*Exercise requirements*: Count the lines below that include the word "Atenção" and write that number alone.

-- BEGIN --

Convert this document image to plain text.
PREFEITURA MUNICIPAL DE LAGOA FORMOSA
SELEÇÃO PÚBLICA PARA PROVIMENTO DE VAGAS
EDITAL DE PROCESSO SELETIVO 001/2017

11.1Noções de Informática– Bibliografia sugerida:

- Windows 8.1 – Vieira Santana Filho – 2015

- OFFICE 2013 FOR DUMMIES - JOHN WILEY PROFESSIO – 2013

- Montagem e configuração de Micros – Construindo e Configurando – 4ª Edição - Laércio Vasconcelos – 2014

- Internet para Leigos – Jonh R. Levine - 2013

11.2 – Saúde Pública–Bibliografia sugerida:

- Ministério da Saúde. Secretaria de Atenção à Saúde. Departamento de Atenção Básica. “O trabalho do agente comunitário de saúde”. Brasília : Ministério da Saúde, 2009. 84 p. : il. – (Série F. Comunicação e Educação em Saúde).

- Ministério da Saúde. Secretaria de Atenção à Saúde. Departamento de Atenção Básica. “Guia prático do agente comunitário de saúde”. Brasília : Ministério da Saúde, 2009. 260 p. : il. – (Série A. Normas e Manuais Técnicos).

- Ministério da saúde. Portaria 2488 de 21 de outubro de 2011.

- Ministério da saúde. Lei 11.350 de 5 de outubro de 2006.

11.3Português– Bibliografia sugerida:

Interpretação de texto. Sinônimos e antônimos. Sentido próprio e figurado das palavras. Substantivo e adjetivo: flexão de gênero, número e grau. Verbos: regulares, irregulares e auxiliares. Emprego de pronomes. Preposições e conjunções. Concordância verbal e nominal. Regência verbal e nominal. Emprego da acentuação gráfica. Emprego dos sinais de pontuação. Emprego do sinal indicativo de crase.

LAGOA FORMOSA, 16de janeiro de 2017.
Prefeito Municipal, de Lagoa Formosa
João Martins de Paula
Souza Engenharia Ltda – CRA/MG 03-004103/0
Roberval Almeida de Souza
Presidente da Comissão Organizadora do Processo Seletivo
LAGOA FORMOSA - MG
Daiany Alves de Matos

-- END --
-- BEGIN --

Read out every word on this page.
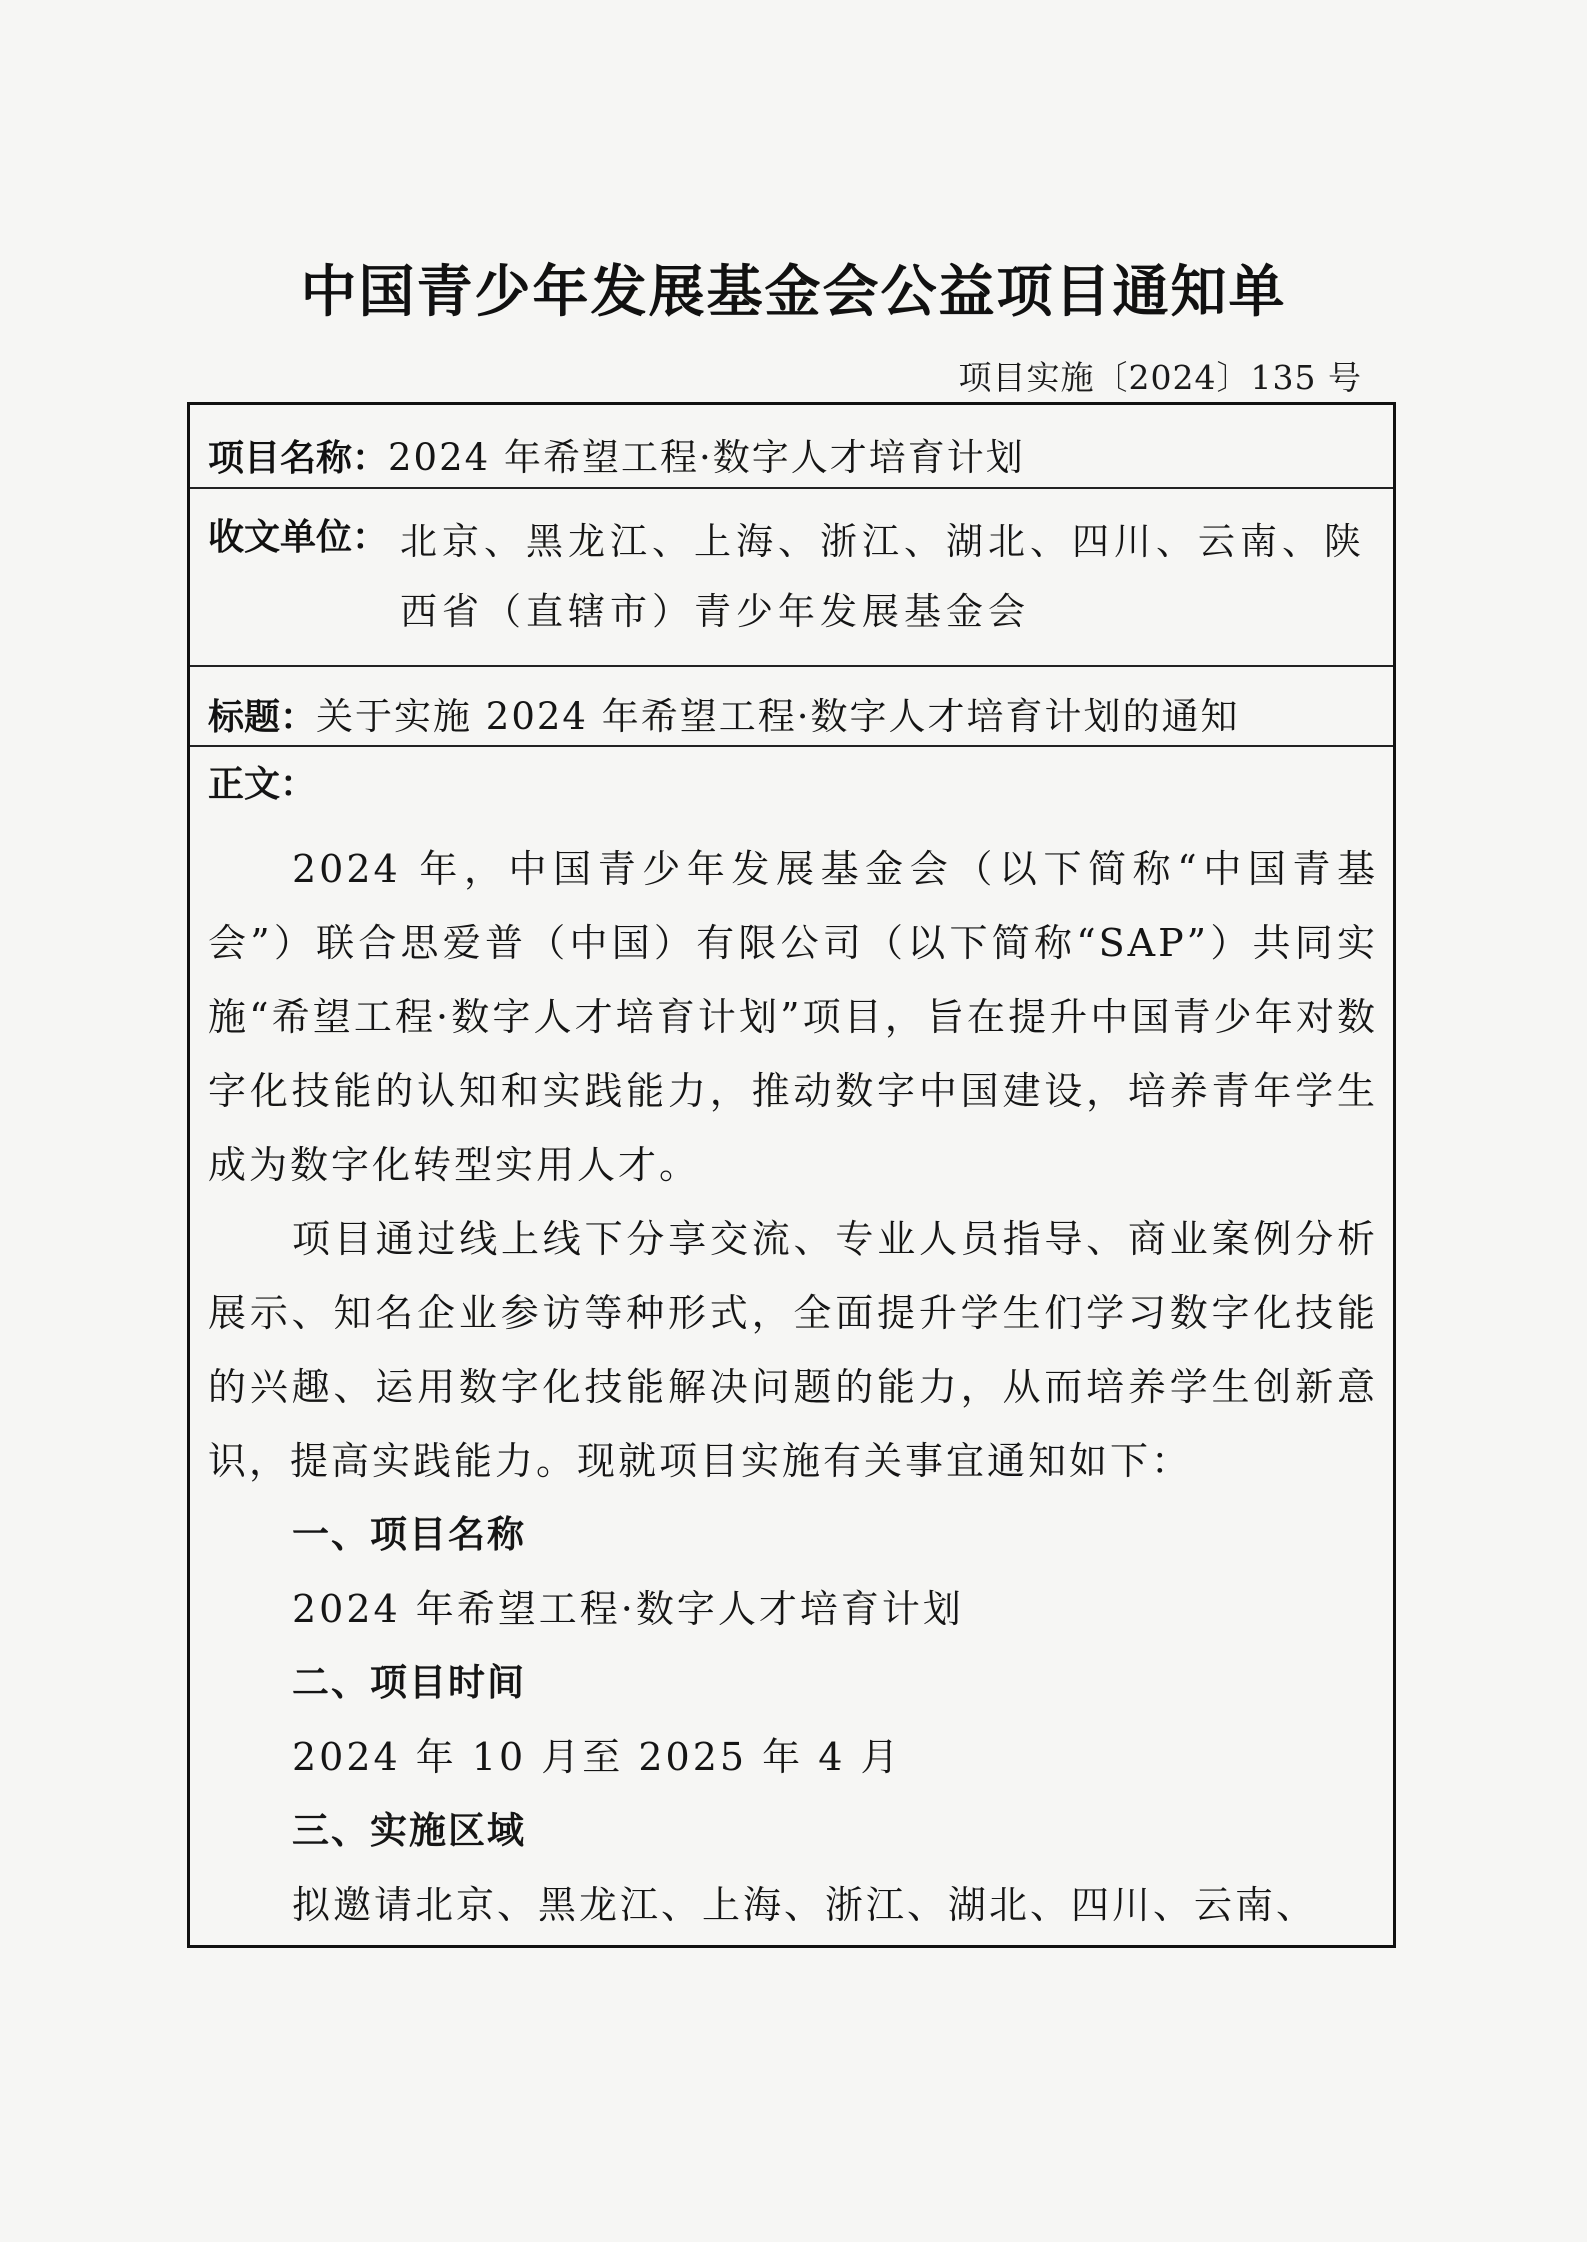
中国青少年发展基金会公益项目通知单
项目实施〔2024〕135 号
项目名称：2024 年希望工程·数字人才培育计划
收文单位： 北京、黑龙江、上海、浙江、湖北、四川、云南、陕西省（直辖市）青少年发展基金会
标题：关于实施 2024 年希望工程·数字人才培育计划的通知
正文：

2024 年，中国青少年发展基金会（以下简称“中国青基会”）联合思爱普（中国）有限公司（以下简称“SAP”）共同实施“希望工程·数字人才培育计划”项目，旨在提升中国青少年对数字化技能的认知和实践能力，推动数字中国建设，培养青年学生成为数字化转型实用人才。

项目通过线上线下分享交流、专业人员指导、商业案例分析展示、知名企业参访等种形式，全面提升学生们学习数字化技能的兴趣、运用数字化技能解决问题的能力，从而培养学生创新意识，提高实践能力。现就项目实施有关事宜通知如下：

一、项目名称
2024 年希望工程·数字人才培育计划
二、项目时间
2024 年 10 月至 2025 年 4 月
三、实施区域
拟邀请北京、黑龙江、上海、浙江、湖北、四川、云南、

-- END --

*Response*: 2